- _Job_
Take from the listing each line that has the string "people".

** START Records to use **

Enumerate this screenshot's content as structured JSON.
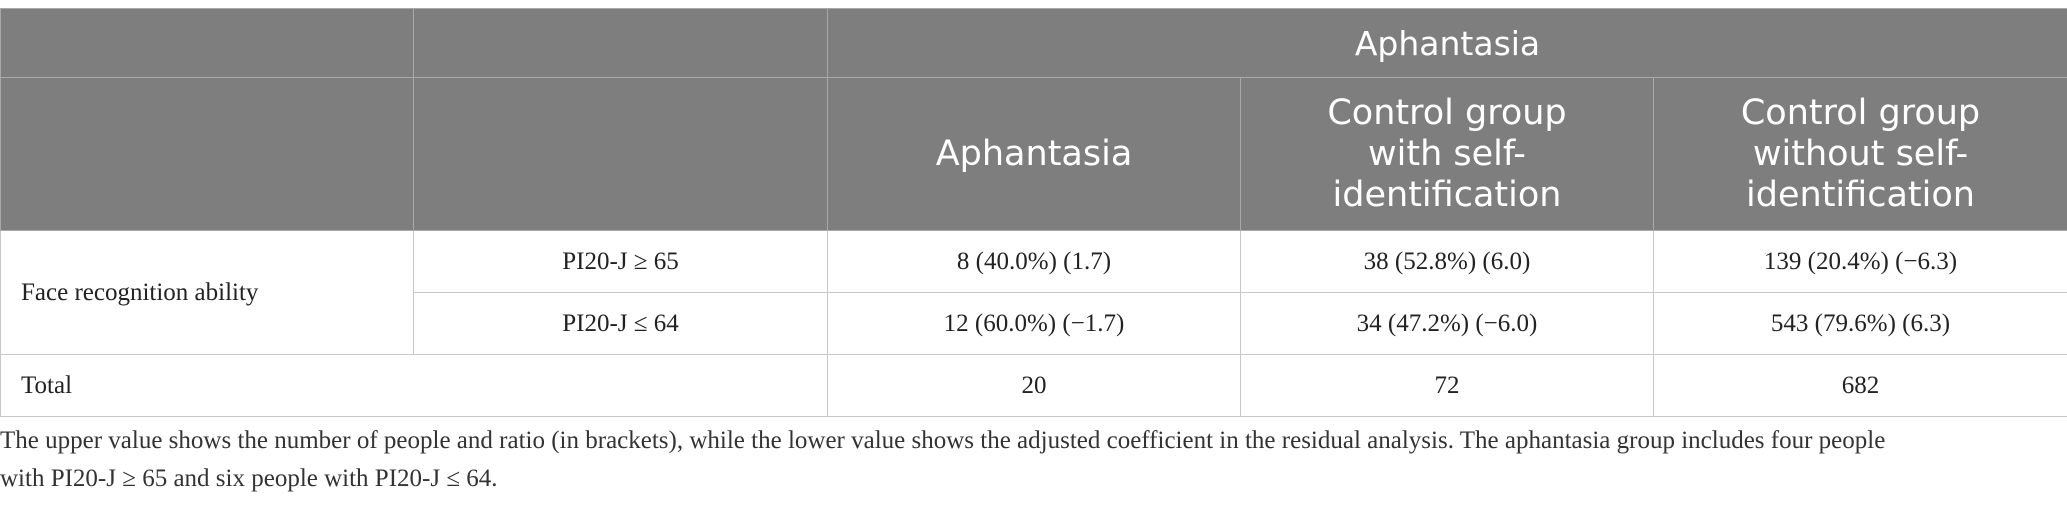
{
  "table": {
    "group_header": "Aphantasia",
    "columns": [
      "Aphantasia",
      "Control group with self-identification",
      "Control group without self-identification"
    ],
    "rows": [
      {
        "category": "Face recognition ability",
        "sub_label": "PI20-J ≥ 65",
        "values": [
          "8 (40.0%) (1.7)",
          "38 (52.8%) (6.0)",
          "139 (20.4%) (−6.3)"
        ]
      },
      {
        "sub_label": "PI20-J ≤ 64",
        "values": [
          "12 (60.0%) (−1.7)",
          "34 (47.2%) (−6.0)",
          "543 (79.6%) (6.3)"
        ]
      }
    ],
    "total": {
      "label": "Total",
      "values": [
        "20",
        "72",
        "682"
      ]
    }
  },
  "footnote": {
    "line1": "The upper value shows the number of people and ratio (in brackets), while the lower value shows the adjusted coefficient in the residual analysis. The aphantasia group includes four people",
    "line2": "with PI20-J ≥ 65 and six people with PI20-J ≤ 64."
  },
  "colors": {
    "header_bg": "#7d7e7d",
    "header_text": "#ffffff",
    "body_text": "#222222",
    "grid_line": "#c8c8c8"
  }
}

** END Records to use **

- _Final answer_
    "line1": "The upper value shows the number of people and ratio (in brackets), while the lower value shows the adjusted coefficient in the residual analysis. The aphantasia group includes four people",
    "line2": "with PI20-J ≥ 65 and six people with PI20-J ≤ 64."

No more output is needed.